▸ Task instructions: In the entries below, find the lines with the word "Legea" and copy them.

Stored entries:
•••

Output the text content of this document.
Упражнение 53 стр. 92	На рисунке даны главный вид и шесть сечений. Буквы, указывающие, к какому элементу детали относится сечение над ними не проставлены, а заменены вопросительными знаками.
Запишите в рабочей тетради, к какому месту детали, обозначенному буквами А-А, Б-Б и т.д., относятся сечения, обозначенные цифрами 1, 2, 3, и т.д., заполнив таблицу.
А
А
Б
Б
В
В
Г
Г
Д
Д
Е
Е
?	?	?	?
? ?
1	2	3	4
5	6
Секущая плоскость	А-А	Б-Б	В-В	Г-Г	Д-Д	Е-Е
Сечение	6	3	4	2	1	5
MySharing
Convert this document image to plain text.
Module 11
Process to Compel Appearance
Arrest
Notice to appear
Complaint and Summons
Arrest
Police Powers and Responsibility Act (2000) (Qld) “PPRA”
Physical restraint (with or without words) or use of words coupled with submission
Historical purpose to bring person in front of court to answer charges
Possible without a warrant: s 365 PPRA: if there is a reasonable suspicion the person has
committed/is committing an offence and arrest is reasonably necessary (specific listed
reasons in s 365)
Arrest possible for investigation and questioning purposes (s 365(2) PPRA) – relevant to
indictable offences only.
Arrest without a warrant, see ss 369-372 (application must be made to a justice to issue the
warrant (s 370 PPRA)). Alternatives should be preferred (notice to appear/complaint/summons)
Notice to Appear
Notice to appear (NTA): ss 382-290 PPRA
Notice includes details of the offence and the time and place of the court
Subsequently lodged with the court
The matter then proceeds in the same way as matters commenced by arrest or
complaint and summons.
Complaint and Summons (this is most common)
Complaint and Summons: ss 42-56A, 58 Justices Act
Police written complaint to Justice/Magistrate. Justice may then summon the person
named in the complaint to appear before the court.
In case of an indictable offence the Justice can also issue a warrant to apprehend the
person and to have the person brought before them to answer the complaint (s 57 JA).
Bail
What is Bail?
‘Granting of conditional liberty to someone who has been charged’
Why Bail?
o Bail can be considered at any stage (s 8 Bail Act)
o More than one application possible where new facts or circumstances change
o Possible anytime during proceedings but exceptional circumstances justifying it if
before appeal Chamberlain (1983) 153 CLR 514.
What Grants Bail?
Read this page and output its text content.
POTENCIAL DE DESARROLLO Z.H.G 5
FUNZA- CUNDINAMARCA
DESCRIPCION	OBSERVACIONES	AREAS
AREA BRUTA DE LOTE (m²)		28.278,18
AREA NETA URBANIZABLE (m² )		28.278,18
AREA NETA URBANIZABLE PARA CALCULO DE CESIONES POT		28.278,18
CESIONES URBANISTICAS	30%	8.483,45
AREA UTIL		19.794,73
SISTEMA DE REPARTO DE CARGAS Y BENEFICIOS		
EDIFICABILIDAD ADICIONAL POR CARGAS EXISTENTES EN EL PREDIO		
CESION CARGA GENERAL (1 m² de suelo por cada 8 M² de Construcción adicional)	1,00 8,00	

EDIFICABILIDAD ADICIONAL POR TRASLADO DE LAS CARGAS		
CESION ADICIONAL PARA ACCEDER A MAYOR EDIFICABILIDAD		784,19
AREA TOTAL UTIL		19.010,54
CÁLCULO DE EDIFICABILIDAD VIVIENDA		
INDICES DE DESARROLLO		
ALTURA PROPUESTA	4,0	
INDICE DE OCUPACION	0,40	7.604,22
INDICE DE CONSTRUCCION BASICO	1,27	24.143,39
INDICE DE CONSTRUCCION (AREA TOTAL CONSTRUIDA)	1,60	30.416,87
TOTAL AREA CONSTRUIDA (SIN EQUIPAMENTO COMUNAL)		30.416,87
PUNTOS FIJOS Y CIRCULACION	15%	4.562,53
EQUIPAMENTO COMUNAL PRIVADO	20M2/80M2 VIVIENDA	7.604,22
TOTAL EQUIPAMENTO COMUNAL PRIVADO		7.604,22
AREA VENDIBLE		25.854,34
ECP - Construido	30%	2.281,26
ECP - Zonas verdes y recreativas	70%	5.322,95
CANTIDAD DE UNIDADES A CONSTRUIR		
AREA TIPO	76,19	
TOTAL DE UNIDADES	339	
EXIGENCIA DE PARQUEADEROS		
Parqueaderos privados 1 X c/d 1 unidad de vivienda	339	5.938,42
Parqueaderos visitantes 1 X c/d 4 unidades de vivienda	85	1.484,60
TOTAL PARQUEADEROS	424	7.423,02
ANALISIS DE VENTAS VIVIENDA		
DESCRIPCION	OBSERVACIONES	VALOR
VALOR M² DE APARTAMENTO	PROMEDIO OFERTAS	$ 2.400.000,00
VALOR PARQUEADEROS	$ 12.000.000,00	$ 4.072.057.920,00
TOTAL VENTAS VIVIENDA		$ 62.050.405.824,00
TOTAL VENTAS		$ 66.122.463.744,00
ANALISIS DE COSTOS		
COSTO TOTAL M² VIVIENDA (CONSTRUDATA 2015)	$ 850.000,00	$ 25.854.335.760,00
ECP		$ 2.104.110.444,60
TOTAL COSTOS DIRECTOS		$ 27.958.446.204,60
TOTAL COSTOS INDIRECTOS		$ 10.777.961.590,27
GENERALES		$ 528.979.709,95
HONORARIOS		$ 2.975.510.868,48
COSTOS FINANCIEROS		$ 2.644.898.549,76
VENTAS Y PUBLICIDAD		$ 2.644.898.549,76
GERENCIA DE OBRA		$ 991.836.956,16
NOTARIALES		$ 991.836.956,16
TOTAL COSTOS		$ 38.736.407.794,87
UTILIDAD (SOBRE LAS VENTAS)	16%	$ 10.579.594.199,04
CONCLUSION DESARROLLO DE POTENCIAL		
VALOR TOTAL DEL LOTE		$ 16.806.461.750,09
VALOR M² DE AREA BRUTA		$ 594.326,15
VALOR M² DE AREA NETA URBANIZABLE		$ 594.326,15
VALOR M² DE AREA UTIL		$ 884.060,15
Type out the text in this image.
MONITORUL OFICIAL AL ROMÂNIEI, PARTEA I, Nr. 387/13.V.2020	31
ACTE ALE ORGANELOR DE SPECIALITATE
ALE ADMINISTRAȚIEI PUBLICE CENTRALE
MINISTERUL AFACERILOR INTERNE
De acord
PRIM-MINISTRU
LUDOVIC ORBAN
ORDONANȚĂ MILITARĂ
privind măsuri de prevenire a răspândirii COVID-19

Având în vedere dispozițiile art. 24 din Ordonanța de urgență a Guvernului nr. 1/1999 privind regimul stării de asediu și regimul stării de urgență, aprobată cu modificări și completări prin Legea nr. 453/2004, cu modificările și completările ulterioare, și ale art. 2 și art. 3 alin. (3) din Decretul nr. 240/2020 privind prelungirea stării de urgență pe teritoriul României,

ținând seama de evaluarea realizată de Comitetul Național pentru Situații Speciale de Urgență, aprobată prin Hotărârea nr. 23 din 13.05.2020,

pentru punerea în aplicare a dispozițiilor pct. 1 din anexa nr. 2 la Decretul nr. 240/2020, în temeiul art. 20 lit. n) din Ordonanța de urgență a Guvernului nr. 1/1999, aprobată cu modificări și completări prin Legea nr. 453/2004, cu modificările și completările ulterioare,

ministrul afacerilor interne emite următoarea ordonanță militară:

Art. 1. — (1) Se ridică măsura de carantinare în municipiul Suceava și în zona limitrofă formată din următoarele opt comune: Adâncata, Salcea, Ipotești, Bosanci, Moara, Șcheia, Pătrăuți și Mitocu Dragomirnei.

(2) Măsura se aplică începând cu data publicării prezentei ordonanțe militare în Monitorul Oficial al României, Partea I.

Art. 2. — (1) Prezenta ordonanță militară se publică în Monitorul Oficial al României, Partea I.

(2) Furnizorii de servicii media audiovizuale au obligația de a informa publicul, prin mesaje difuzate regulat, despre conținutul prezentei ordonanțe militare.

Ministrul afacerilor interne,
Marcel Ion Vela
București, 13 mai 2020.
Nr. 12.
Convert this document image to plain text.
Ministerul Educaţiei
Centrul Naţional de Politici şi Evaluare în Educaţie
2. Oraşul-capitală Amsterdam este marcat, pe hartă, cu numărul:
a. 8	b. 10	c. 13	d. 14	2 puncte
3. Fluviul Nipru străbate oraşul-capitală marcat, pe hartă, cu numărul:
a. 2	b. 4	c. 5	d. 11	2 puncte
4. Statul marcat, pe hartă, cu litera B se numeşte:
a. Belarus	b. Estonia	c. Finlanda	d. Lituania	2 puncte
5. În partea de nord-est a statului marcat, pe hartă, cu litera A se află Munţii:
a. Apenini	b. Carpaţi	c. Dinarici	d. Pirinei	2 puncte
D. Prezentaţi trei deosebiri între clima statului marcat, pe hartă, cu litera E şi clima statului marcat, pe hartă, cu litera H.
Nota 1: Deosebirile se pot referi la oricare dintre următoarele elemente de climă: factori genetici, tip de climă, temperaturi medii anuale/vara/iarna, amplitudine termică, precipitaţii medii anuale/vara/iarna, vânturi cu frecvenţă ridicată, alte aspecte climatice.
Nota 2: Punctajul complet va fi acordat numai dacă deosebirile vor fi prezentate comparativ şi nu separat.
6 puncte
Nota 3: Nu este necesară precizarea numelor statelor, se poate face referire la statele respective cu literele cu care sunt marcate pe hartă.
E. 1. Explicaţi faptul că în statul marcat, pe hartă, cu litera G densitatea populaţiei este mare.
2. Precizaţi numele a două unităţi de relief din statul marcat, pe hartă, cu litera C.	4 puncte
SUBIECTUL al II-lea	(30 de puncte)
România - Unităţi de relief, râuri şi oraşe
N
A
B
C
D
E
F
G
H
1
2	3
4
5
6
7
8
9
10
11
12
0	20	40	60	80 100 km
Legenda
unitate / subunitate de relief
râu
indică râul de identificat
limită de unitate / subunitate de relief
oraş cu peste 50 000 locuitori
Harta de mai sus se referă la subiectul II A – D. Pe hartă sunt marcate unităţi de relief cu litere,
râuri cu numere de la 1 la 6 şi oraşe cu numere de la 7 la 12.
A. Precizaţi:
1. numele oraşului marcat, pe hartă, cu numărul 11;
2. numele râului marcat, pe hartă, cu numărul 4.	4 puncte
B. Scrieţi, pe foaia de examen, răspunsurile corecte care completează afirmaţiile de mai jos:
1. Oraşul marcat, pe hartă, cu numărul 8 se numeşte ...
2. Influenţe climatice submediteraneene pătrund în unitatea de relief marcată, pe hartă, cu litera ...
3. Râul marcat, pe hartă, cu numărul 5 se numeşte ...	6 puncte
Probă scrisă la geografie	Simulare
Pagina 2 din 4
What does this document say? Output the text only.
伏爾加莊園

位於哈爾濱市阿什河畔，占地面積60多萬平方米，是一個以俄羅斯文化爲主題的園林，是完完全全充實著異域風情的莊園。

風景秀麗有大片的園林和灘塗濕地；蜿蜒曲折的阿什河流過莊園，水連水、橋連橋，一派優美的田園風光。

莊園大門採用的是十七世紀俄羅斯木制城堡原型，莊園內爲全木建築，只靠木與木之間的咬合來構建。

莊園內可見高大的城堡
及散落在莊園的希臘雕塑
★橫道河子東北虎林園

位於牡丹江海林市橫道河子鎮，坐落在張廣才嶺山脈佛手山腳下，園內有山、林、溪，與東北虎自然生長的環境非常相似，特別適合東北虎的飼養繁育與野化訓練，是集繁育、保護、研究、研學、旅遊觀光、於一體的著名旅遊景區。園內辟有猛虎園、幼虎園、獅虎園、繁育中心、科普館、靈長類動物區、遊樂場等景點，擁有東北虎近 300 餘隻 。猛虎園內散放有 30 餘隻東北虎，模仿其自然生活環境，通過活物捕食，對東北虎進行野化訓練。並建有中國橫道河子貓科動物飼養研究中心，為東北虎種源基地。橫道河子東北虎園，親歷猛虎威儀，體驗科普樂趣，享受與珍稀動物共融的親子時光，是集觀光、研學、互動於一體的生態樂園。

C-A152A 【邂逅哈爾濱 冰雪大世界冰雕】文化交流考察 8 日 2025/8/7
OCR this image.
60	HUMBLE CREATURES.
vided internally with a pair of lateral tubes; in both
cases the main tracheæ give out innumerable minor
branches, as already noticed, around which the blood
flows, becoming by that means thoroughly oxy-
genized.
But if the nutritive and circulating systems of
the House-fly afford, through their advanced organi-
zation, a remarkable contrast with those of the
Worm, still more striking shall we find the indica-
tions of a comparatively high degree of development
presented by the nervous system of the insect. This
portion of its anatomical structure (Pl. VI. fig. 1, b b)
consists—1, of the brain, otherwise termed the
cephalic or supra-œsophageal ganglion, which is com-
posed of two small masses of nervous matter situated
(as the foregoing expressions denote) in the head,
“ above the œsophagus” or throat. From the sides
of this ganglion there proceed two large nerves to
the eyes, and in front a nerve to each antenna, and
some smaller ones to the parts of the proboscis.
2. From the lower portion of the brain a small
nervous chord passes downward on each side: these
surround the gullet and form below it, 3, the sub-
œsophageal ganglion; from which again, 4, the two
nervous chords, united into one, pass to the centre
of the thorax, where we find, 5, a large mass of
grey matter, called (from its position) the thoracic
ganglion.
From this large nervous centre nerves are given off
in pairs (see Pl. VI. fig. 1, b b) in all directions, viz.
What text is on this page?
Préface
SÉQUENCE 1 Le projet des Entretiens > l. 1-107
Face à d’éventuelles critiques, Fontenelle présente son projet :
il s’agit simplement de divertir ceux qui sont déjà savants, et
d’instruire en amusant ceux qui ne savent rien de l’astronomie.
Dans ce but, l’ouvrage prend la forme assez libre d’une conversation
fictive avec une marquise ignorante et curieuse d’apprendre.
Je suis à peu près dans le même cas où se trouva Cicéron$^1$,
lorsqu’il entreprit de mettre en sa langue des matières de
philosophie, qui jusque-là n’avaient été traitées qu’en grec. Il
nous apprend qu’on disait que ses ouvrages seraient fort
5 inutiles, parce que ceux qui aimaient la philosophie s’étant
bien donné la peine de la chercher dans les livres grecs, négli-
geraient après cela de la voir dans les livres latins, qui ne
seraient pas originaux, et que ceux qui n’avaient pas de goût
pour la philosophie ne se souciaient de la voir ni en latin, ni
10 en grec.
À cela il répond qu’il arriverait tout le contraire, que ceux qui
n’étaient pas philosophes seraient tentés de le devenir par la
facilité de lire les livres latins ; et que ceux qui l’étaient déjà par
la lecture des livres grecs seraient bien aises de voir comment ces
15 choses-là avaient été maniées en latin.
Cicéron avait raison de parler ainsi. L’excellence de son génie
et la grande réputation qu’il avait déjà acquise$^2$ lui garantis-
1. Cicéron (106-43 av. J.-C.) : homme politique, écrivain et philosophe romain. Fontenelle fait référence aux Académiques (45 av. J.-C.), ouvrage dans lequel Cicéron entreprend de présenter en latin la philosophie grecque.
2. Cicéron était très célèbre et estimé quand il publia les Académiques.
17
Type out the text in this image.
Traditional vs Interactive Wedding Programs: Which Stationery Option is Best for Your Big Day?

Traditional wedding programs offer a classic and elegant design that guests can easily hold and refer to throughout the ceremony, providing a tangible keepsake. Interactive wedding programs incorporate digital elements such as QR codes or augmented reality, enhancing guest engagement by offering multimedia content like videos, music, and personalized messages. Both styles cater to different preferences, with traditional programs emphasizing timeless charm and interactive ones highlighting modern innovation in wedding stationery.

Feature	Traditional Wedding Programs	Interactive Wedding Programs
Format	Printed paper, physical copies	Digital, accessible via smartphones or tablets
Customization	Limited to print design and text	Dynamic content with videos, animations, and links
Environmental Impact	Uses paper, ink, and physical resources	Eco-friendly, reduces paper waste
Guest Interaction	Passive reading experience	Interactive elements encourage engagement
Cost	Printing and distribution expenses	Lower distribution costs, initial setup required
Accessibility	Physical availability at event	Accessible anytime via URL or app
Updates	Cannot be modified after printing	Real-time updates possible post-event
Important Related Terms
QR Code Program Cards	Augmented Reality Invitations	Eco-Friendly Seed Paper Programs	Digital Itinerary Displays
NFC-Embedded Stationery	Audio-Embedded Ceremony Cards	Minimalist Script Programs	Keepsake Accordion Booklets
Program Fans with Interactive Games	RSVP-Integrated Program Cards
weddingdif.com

•••

▸ Answer to the task:
Având în vedere dispozițiile art. 24 din Ordonanța de urgență a Guvernului nr. 1/1999 privind regimul stării de asediu și regimul stării de urgență, aprobată cu modificări și completări prin Legea nr. 453/2004, cu modificările și completările ulterioare, și ale art. 2 și art. 3 alin. (3) din Decretul nr. 240/2020 privind prelungirea stării de urgență pe teritoriul României,
pentru punerea în aplicare a dispozițiilor pct. 1 din anexa nr. 2 la Decretul nr. 240/2020, în temeiul art. 20 lit. n) din Ordonanța de urgență a Guvernului nr. 1/1999, aprobată cu modificări și completări prin Legea nr. 453/2004, cu modificările și completările ulterioare,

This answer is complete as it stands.